▶ _DESCRIPTION OF THE TASK_:
Nothing in the records may be left out or altered; reproduce them all exactly.

(Saved entries)
* Begin *

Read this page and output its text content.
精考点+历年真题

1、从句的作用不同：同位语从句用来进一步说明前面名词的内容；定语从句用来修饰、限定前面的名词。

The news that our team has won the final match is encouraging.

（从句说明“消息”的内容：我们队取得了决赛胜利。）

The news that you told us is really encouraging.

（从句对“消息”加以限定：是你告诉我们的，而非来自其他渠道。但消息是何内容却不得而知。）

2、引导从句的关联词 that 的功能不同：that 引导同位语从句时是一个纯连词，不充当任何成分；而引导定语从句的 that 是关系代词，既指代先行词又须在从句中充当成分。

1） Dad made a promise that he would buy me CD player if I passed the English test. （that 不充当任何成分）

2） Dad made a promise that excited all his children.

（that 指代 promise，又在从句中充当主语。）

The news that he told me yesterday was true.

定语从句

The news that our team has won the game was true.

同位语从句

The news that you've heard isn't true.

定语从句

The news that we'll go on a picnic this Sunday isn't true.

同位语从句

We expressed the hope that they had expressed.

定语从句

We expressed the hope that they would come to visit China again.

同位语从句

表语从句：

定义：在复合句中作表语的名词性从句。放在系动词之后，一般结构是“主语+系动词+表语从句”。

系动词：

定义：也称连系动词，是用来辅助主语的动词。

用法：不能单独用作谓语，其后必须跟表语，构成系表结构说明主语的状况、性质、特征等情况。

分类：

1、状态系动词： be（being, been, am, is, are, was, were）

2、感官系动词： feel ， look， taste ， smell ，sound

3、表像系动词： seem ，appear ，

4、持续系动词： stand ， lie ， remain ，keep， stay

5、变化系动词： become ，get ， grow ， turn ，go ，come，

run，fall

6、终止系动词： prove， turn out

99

* End *

▶ _TASK RESPONSE_:
Read this page and output its text content.
精考点+历年真题

1、从句的作用不同：同位语从句用来进一步说明前面名词的内容；定语从句用来修饰、限定前面的名词。

The news that our team has won the final match is encouraging.

（从句说明“消息”的内容：我们队取得了决赛胜利。）

The news that you told us is really encouraging.

（从句对“消息”加以限定：是你告诉我们的，而非来自其他渠道。但消息是何内容却不得而知。）

2、引导从句的关联词 that 的功能不同：that 引导同位语从句时是一个纯连词，不充当任何成分；而引导定语从句的 that 是关系代词，既指代先行词又须在从句中充当成分。

1） Dad made a promise that he would buy me CD player if I passed the English test. （that 不充当任何成分）

2） Dad made a promise that excited all his children.

（that 指代 promise，又在从句中充当主语。）

The news that he told me yesterday was true.

定语从句

The news that our team has won the game was true.

同位语从句

The news that you've heard isn't true.

定语从句

The news that we'll go on a picnic this Sunday isn't true.

同位语从句

We expressed the hope that they had expressed.

定语从句

We expressed the hope that they would come to visit China again.

同位语从句

表语从句：

定义：在复合句中作表语的名词性从句。放在系动词之后，一般结构是“主语+系动词+表语从句”。

系动词：

定义：也称连系动词，是用来辅助主语的动词。

用法：不能单独用作谓语，其后必须跟表语，构成系表结构说明主语的状况、性质、特征等情况。

分类：

1、状态系动词： be（being, been, am, is, are, was, were）

2、感官系动词： feel ， look， taste ， smell ，sound

3、表像系动词： seem ，appear ，

4、持续系动词： stand ， lie ， remain ，keep， stay

5、变化系动词： become ，get ， grow ， turn ，go ，come，

run，fall

6、终止系动词： prove， turn out

99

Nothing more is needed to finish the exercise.